Task brief: Examine the entries and show every line in which the word "Elbing" is found.

-=-=-=-=-

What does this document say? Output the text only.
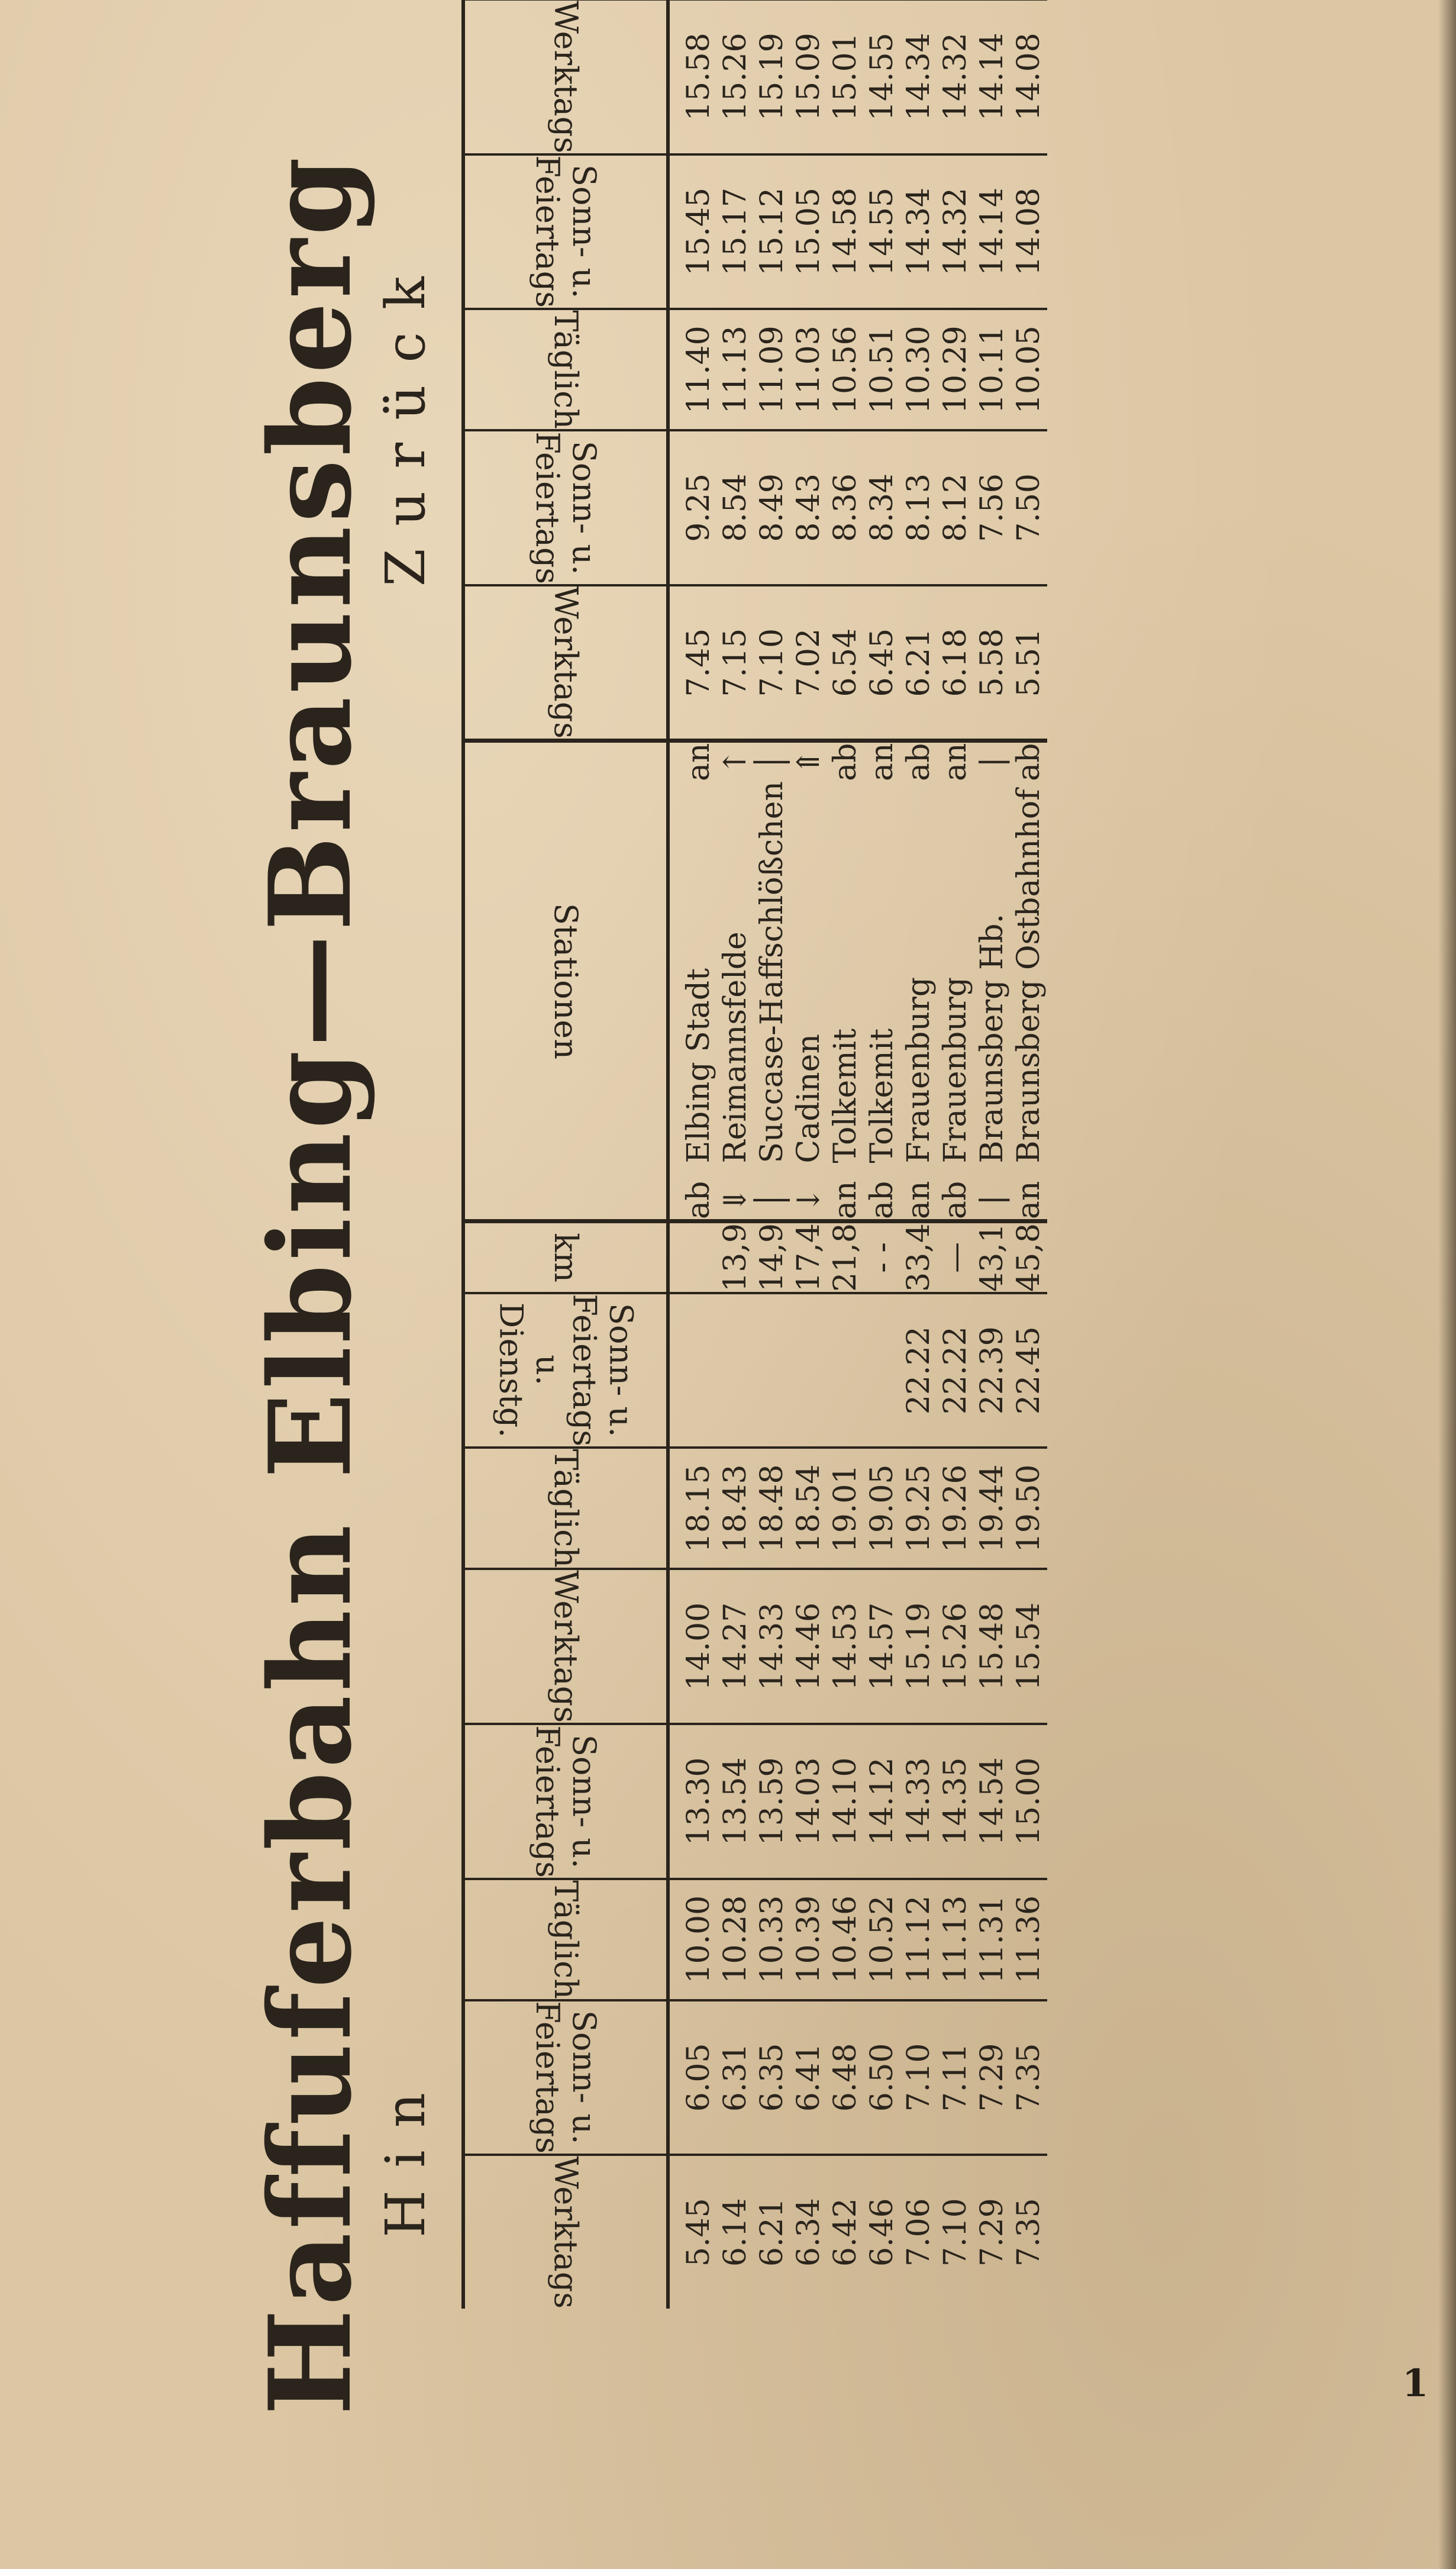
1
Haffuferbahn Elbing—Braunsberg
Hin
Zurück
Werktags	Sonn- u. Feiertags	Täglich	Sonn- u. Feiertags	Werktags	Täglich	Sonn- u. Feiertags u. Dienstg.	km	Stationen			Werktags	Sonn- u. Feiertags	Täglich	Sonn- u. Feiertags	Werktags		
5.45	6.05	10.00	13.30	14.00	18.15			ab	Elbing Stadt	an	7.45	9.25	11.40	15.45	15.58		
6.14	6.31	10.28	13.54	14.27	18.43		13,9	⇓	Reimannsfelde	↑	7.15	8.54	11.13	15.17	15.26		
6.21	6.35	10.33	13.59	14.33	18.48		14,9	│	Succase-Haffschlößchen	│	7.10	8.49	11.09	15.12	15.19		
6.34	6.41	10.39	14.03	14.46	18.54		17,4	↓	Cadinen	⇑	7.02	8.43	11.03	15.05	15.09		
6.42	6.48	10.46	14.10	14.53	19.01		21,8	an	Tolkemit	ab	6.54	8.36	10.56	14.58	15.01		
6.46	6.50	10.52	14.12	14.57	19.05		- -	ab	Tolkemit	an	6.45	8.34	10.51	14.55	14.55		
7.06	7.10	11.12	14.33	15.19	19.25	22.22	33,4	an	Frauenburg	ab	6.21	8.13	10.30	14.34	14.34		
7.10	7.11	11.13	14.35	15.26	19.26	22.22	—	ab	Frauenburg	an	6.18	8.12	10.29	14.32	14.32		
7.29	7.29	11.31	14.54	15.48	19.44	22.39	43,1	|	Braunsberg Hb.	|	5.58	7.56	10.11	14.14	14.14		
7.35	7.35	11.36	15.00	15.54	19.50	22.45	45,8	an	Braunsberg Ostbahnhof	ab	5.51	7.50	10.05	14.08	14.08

-=-=-=-=-

Written response:
Haffuferbahn Elbing—Braunsberg
5.45	6.05	10.00	13.30	14.00	18.15			ab	Elbing Stadt	an	7.45	9.25	11.40	15.45	15.58		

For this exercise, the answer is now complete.